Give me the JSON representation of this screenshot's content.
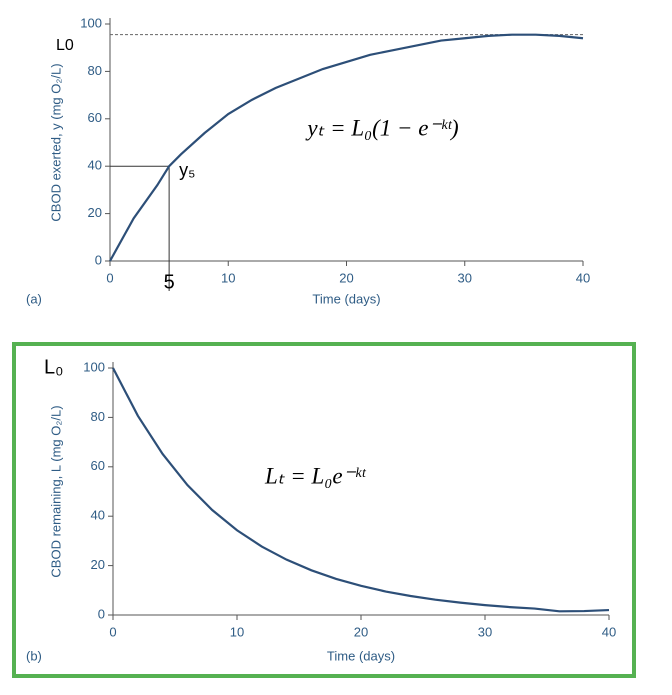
{
  "chart_data": [
    {
      "type": "line",
      "panel_label": "(a)",
      "ylabel": "CBOD exerted, y (mg O₂/L)",
      "xlabel": "Time (days)",
      "equation": "yₜ = L₀(1 − e⁻ᵏᵗ)",
      "x": [
        0,
        2,
        4,
        5,
        6,
        8,
        10,
        12,
        14,
        16,
        18,
        20,
        22,
        24,
        26,
        28,
        30,
        32,
        34,
        36,
        38,
        40
      ],
      "values": [
        0,
        18,
        32,
        40,
        45,
        54,
        62,
        68,
        73,
        77,
        81,
        84,
        87,
        89,
        91,
        93,
        94,
        95,
        95.5,
        95.5,
        95,
        94
      ],
      "color": "#2d4f78",
      "reference_line": {
        "value": 95.5,
        "label": "L0"
      },
      "marker": {
        "x": 5,
        "y": 40,
        "label": "y₅"
      },
      "xlim": [
        0,
        40
      ],
      "ylim": [
        0,
        100
      ],
      "xticks": [
        0,
        10,
        20,
        30,
        40
      ],
      "yticks": [
        0,
        20,
        40,
        60,
        80,
        100
      ]
    },
    {
      "type": "line",
      "panel_label": "(b)",
      "ylabel": "CBOD remaining, L (mg O₂/L)",
      "xlabel": "Time (days)",
      "equation": "Lₜ = L₀e⁻ᵏᵗ",
      "start_label": "L₀",
      "x": [
        0,
        2,
        4,
        6,
        8,
        10,
        12,
        14,
        16,
        18,
        20,
        22,
        24,
        26,
        28,
        30,
        32,
        34,
        36,
        38,
        40
      ],
      "values": [
        100,
        80.7,
        65.2,
        52.6,
        42.5,
        34.3,
        27.7,
        22.4,
        18.1,
        14.6,
        11.8,
        9.5,
        7.7,
        6.2,
        5,
        4,
        3.2,
        2.6,
        1.5,
        1.6,
        2
      ],
      "color": "#2d4f78",
      "xlim": [
        0,
        40
      ],
      "ylim": [
        0,
        100
      ],
      "xticks": [
        0,
        10,
        20,
        30,
        40
      ],
      "yticks": [
        0,
        20,
        40,
        60,
        80,
        100
      ]
    }
  ]
}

* * *

BRIEF :: State the count of lines holding the string "CBOD" in the listing above, and nothing else.

REPLY :: 2